▶ [Goal]:
Copy out the data below as written; omit any images.

▶ [Extracted entries]:
********

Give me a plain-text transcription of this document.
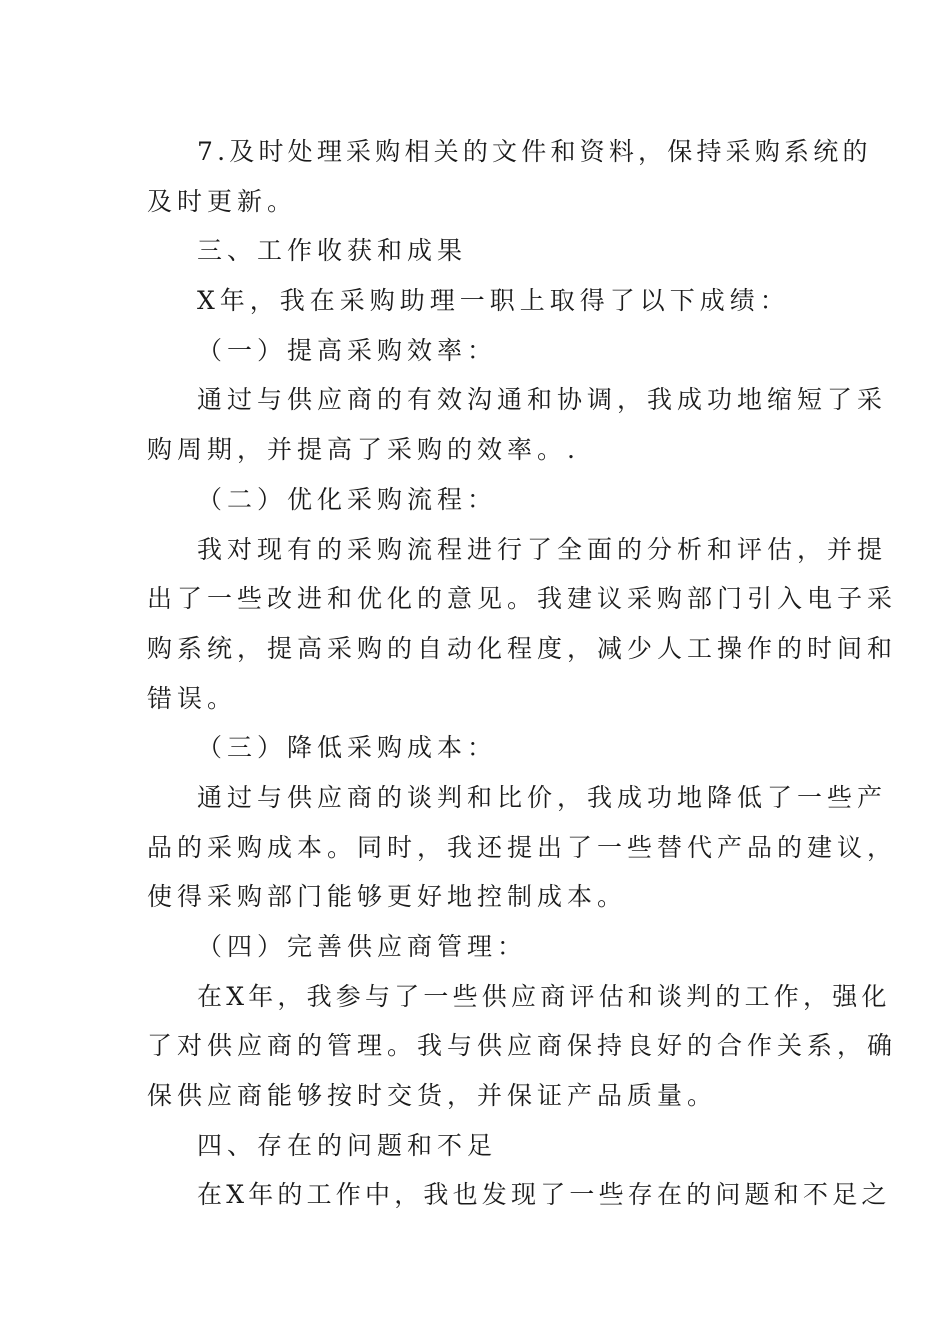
7.及时处理采购相关的文件和资料，保持采购系统的
及时更新。
三、工作收获和成果
X年，我在采购助理一职上取得了以下成绩：
（一）提高采购效率：
通过与供应商的有效沟通和协调，我成功地缩短了采
购周期，并提高了采购的效率。.
（二）优化采购流程：
我对现有的采购流程进行了全面的分析和评估，并提
出了一些改进和优化的意见。我建议采购部门引入电子采
购系统，提高采购的自动化程度，减少人工操作的时间和
错误。
（三）降低采购成本：
通过与供应商的谈判和比价，我成功地降低了一些产
品的采购成本。同时，我还提出了一些替代产品的建议，
使得采购部门能够更好地控制成本。
（四）完善供应商管理：
在X年，我参与了一些供应商评估和谈判的工作，强化
了对供应商的管理。我与供应商保持良好的合作关系，确
保供应商能够按时交货，并保证产品质量。
四、存在的问题和不足
在X年的工作中，我也发现了一些存在的问题和不足之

********

▶ [Exercise output]:
Give me a plain-text transcription of this document.
7.及时处理采购相关的文件和资料，保持采购系统的
及时更新。
三、工作收获和成果
X年，我在采购助理一职上取得了以下成绩：
（一）提高采购效率：
通过与供应商的有效沟通和协调，我成功地缩短了采
购周期，并提高了采购的效率。.
（二）优化采购流程：
我对现有的采购流程进行了全面的分析和评估，并提
出了一些改进和优化的意见。我建议采购部门引入电子采
购系统，提高采购的自动化程度，减少人工操作的时间和
错误。
（三）降低采购成本：
通过与供应商的谈判和比价，我成功地降低了一些产
品的采购成本。同时，我还提出了一些替代产品的建议，
使得采购部门能够更好地控制成本。
（四）完善供应商管理：
在X年，我参与了一些供应商评估和谈判的工作，强化
了对供应商的管理。我与供应商保持良好的合作关系，确
保供应商能够按时交货，并保证产品质量。
四、存在的问题和不足
在X年的工作中，我也发现了一些存在的问题和不足之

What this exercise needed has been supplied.